Task description: Of the lines in the data below, count the ones holding the string "上市公司专利权转让合同", and answer with that number only.

Rows from a dataset:
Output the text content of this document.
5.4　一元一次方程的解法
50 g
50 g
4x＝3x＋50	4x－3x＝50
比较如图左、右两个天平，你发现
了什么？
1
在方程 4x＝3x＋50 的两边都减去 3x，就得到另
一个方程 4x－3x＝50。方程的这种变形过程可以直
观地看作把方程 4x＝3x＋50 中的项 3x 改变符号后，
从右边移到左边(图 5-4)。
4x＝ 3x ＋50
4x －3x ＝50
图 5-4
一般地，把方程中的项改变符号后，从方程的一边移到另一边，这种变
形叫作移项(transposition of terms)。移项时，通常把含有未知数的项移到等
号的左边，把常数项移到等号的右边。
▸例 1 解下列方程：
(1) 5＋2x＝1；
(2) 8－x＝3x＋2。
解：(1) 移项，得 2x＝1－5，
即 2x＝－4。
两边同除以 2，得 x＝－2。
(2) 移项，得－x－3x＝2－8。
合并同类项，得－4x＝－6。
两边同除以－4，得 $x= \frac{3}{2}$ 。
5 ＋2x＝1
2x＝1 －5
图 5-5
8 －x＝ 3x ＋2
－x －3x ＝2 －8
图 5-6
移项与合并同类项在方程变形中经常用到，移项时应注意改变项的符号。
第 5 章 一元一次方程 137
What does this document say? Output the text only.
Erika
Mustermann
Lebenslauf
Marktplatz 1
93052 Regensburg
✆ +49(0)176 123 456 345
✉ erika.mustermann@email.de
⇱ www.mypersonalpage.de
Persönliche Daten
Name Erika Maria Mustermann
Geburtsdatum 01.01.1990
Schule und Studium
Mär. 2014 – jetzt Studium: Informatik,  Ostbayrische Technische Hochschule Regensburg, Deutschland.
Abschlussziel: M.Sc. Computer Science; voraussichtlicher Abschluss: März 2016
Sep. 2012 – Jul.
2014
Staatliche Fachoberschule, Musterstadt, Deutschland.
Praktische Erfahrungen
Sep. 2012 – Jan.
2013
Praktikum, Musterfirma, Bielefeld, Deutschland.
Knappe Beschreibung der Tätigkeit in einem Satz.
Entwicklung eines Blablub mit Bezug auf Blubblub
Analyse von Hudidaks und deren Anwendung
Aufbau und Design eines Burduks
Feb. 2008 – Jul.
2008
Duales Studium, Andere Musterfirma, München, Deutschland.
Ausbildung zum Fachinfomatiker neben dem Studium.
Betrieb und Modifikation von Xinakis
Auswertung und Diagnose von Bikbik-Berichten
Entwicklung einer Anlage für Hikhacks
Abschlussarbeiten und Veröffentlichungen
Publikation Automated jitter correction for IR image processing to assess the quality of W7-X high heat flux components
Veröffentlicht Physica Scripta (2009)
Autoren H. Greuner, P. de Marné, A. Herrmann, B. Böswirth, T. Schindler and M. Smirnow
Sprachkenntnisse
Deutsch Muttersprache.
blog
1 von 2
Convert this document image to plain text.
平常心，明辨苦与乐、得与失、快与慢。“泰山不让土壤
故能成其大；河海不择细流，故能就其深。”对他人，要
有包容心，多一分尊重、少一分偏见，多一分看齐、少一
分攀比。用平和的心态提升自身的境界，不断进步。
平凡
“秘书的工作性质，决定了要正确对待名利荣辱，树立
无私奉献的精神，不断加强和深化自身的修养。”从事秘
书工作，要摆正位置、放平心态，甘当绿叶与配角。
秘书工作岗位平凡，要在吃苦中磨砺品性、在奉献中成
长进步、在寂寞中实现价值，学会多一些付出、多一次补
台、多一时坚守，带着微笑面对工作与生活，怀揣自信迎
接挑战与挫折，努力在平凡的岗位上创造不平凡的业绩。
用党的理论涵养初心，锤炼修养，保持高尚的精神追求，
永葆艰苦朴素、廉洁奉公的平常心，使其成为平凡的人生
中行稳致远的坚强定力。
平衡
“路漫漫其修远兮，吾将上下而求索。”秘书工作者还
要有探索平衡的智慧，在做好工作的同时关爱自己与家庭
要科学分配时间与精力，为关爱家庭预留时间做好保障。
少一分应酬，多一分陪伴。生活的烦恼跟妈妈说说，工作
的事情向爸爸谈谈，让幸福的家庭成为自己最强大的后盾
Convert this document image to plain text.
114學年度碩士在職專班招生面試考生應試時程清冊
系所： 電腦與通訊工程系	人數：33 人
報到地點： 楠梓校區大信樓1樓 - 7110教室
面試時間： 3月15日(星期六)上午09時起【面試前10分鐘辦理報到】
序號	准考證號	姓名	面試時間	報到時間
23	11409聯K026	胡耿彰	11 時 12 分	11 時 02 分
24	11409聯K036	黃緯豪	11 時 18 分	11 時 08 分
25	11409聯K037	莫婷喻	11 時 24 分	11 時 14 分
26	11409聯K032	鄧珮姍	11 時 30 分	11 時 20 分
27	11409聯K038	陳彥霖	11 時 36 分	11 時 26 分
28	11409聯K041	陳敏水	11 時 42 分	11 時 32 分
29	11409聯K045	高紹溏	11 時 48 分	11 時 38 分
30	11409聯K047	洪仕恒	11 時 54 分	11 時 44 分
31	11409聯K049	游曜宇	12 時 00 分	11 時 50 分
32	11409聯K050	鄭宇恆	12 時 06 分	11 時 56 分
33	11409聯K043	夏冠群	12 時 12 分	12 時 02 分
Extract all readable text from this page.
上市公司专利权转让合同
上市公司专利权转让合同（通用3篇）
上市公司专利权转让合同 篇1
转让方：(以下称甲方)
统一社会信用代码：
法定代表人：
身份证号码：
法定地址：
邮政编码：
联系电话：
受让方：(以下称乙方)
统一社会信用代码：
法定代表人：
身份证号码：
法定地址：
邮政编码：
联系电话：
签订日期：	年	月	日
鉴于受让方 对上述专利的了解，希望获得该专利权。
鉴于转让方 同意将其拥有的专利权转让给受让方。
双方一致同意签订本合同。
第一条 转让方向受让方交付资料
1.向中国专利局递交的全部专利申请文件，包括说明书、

Complete answer: 3